*Entries from a visual dataset:*

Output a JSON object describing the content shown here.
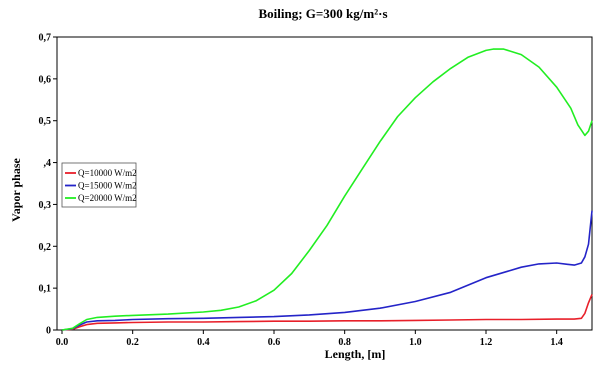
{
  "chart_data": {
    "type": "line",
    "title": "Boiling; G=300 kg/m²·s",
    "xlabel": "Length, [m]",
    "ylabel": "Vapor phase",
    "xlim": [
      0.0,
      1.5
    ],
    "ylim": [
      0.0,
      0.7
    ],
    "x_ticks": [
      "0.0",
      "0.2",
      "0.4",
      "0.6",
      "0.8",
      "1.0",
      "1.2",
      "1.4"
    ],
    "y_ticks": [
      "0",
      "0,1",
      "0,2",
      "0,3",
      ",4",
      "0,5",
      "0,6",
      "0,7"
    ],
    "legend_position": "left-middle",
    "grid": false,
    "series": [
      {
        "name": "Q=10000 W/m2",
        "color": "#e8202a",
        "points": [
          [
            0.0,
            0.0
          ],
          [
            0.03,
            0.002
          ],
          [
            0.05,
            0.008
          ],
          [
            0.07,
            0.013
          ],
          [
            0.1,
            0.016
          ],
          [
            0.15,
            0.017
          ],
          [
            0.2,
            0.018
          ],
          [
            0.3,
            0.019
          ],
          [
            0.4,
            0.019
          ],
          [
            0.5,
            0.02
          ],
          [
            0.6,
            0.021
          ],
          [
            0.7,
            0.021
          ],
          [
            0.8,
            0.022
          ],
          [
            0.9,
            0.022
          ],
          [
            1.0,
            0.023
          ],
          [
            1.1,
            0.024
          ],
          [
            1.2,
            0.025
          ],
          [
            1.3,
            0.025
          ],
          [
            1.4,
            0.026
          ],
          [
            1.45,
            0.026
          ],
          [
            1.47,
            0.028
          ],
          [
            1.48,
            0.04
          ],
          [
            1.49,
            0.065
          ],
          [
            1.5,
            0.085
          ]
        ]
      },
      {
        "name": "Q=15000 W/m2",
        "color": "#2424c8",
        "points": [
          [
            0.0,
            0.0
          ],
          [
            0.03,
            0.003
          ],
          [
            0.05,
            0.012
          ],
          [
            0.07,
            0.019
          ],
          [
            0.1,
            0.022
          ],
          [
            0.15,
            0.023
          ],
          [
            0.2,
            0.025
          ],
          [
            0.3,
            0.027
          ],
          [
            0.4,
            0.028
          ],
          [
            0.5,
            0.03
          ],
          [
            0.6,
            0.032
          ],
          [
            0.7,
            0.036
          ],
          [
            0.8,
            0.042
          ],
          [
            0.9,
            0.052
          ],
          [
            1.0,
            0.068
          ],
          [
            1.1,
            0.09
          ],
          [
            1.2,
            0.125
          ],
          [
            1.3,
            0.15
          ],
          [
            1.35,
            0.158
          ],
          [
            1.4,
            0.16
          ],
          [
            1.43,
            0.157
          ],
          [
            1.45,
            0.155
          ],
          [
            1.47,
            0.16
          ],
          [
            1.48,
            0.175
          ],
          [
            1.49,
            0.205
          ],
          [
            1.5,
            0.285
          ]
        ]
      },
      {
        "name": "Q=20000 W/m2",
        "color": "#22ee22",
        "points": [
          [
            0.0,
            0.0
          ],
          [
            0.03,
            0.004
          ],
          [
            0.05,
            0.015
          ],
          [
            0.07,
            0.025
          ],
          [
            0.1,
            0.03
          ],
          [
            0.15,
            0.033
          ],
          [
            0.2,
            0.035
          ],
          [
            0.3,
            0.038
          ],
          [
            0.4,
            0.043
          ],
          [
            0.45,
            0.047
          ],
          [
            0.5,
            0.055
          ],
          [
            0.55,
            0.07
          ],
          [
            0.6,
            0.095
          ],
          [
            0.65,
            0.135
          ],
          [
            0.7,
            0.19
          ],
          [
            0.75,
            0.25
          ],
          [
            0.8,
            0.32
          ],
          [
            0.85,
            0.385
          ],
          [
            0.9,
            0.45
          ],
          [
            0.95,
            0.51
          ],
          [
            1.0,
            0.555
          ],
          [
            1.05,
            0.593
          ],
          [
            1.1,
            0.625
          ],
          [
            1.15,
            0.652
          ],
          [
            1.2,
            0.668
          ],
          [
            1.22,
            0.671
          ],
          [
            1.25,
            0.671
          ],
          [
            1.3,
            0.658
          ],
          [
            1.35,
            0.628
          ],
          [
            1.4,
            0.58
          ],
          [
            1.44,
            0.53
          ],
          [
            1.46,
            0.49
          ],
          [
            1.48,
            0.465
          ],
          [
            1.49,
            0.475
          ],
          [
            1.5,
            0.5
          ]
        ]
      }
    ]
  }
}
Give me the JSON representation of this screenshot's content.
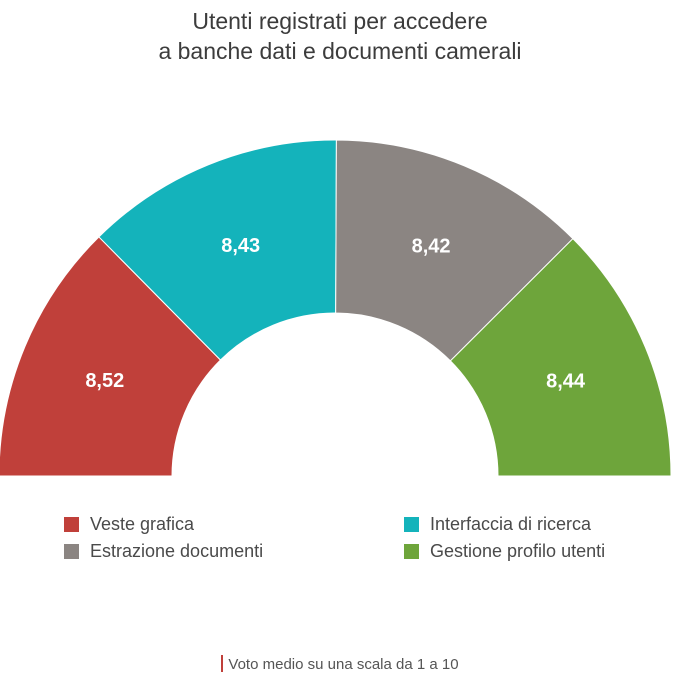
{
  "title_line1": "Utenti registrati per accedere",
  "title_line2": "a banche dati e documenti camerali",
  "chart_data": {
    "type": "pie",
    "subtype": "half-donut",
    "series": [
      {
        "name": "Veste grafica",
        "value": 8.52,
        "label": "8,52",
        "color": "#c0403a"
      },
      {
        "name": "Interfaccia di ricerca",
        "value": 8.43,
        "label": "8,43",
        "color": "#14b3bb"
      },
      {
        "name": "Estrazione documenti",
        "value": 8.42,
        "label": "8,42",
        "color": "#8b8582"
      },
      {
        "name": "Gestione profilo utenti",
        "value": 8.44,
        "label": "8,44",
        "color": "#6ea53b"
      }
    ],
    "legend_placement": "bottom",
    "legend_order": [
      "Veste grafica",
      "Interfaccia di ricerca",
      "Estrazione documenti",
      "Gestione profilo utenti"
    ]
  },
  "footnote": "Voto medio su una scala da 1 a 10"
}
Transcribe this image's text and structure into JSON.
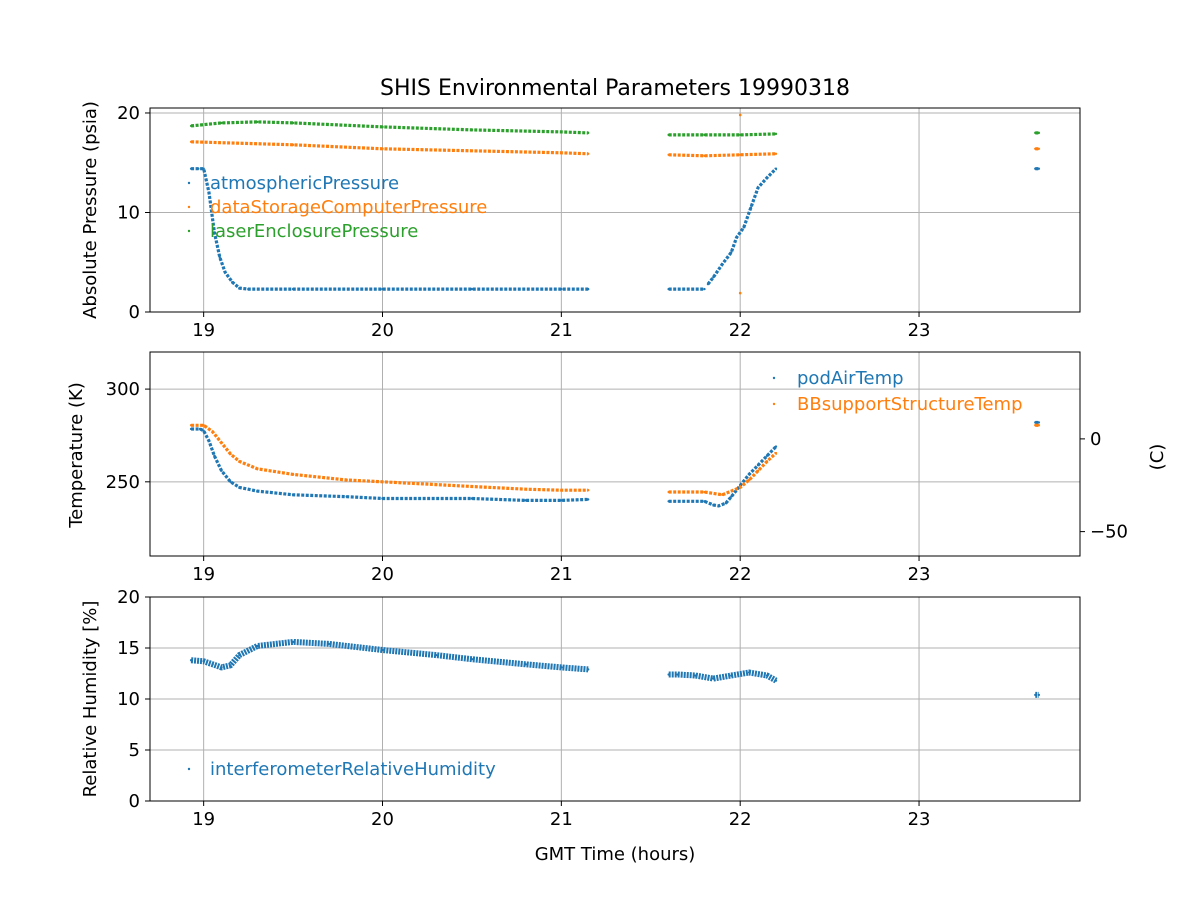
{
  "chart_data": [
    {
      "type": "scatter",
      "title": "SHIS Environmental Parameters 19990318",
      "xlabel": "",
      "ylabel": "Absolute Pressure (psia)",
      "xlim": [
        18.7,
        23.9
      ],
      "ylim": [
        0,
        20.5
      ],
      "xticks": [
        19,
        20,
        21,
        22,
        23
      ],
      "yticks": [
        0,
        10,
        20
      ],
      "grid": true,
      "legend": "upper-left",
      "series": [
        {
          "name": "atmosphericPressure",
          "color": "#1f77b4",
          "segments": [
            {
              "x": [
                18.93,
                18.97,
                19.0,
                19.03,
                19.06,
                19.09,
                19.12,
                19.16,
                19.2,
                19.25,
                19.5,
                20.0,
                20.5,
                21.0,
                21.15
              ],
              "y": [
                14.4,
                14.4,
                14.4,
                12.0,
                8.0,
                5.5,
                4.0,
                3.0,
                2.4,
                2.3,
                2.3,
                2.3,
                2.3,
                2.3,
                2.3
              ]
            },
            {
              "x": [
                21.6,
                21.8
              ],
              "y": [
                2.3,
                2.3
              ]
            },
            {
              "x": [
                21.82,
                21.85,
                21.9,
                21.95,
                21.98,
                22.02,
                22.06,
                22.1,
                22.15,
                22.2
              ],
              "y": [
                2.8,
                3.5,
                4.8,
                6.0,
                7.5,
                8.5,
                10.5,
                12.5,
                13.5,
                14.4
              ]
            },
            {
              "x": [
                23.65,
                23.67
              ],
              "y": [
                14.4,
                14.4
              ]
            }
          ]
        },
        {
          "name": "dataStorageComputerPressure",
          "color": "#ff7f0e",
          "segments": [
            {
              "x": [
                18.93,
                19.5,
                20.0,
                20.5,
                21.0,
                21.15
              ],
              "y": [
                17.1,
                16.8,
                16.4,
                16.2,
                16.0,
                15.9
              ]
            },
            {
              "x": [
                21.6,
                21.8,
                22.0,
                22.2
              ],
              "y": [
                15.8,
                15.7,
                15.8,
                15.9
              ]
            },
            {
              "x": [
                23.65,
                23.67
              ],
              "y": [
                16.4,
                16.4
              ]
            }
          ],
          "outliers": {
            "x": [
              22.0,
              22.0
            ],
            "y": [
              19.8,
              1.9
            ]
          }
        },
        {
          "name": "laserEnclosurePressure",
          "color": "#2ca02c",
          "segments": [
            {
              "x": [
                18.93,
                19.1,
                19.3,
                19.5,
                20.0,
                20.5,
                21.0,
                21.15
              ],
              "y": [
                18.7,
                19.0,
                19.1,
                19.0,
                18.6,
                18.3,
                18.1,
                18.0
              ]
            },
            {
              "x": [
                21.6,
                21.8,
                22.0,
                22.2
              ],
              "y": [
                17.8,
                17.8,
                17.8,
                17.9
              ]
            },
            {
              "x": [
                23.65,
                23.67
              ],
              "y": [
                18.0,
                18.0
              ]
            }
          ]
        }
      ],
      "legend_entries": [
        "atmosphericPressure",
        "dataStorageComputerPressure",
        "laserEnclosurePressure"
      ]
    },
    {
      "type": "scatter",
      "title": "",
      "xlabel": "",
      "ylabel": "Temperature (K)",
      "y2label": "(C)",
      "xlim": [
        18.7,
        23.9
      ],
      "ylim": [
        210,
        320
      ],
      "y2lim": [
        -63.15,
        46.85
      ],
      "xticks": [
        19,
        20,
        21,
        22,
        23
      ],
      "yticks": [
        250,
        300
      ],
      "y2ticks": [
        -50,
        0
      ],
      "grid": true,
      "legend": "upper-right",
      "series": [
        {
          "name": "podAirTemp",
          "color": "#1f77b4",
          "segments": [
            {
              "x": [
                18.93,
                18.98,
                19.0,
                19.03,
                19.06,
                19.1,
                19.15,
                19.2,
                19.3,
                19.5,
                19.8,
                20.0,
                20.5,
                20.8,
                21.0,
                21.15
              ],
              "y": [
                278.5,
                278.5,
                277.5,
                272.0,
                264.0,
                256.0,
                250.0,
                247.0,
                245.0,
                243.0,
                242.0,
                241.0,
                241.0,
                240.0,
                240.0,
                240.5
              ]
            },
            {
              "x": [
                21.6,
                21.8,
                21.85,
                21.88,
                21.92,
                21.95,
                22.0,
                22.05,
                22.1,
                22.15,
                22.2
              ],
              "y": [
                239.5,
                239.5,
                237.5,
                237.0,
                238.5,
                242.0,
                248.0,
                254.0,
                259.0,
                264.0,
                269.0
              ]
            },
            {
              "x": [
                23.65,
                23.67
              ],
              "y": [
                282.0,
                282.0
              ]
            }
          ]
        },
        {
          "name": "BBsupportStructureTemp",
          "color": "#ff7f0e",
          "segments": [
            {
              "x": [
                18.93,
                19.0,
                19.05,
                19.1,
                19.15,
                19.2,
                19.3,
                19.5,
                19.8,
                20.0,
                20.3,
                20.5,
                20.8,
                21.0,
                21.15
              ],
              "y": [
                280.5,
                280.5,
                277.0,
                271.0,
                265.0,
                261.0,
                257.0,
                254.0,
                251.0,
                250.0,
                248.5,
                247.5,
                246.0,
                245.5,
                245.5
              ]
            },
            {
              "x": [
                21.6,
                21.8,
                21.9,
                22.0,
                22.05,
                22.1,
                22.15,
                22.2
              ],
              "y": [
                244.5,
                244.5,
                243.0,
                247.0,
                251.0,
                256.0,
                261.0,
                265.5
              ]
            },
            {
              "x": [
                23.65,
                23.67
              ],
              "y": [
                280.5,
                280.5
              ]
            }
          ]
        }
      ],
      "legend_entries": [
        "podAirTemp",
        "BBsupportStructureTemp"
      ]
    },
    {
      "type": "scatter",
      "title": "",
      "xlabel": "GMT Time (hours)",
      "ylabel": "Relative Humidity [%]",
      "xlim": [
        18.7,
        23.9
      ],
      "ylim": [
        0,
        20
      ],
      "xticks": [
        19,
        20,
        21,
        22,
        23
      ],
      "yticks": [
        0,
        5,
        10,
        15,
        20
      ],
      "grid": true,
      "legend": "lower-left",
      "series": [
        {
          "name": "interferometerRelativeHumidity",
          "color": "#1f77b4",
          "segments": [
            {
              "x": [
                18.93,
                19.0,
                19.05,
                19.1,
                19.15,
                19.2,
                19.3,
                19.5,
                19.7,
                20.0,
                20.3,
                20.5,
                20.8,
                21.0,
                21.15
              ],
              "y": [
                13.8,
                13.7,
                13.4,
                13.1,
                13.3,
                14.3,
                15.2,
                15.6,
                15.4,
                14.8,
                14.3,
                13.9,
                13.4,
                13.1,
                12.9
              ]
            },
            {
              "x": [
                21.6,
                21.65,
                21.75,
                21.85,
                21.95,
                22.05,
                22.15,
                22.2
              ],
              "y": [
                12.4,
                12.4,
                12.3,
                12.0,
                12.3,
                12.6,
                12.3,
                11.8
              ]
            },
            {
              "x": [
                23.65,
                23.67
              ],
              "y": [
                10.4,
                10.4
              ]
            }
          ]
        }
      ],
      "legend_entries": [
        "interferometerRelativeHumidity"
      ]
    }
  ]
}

*Prompt:*
Extract each line from the listing that holds the word "left".

*Reply:*
    "legend_position": "left-middle",
      "legend": "upper-left",
      "legend": "lower-left",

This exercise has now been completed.